==== SOURCE EXTRACT ====

The round was led by new investor Sofina — an investor in Flipkart-owned fashion site Myntra among others — and existing backers Burda and Sequoia India. Zilingo’s other existing investors, including Tim Draper, SIG, Venturra, Beenext and Manik Arora, all took part, as well as Amadeus Capital.
Zilingo last closed a fundraising in September 2017, when it secured 18 million dollars in a Series B round last September.
Singapore-headquartered Zilingo was launched three years ago now expanding into the U.S. with a new B2B online platform, Zilingo Asia Mall (ZAM).
Founded by Ankiti Bose and Dhruv Kapoor in October 2015, Zilingo was built to connect the highly fragmented fashion supply to fashion lovers across Asia. "While travelling across Thailand, Indonesia and Philippines, I saw the labyrinthine markets across this region selling all kinds of clothes offline - from slogan t-shirts to maxi dresses, from formal suits to leather loafers," said Bose in a recent interview. "It got me thinking as to why these merchants were not available online and that's where the idea of Zilingo sparked."
ZAM is the first fashion and lifestyle focused all-in-one procurement solution that provides a one-stop shop for sourcing competitive pricing, procurement, merchandising, quality control, customer care and flexible credit, all done with English speaking staff to cut the errors that come from language barriers.

====

## GIVEN EXERCISE A:
Convert the records, from their first line through the line containing "368, 41, 383]", into a Markdown table with the columns Line and Content. Number each row and omit blank lines.
The text and the records were drawn from unrelated sources.

==== SUPPLIED DATA ====

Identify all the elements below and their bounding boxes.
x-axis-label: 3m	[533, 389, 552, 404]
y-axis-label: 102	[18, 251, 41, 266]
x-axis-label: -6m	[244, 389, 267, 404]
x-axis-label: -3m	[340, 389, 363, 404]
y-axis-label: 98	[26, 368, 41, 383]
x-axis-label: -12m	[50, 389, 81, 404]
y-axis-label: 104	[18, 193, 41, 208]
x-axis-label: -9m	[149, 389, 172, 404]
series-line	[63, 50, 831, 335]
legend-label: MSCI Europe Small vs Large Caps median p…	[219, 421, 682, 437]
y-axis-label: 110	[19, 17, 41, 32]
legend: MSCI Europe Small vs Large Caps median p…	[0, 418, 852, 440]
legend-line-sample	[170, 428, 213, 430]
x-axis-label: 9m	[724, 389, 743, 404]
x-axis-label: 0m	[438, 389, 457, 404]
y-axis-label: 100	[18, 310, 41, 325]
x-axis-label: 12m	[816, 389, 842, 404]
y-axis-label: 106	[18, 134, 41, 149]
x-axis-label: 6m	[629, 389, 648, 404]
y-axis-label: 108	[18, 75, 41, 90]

====

## GIVEN EXERCISE B:
Carry on the article about Zilingo's fundraising and expansion from the point where it ends.

## EXPECTED OUTPUT A:
| Line | Content |
|---|---|
| 1 | Identify all the elements below and their bounding boxes. |
| 2 | x-axis-label: 3m	[533, 389, 552, 404] |
| 3 | y-axis-label: 102	[18, 251, 41, 266] |
| 4 | x-axis-label: -6m	[244, 389, 267, 404] |
| 5 | x-axis-label: -3m	[340, 389, 363, 404] |
| 6 | y-axis-label: 98	[26, 368, 41, 383] |

## EXPECTED OUTPUT B:
Zilingo is using its own proprietary algorithms to track and project fast-moving, ever-changing, modular trends using AI – then aggregating upcoming trends to assist merchants and buyers. In addition to trend analysis, the platform also provides content and photography services, product sourcing, financial services and more advanced typically only reserved for large brands and retailers.
"The ZAM customer is anyone who makes or wants to make their own apparel, a retailer or reseller, or the procurement people in mid to large size fashion brands," said Bose to 'TechCrunch'. "Our team truly believes that no merchant is too big or too small to grow their business online and that every fashion label, big or small, should be placed on a level playing field."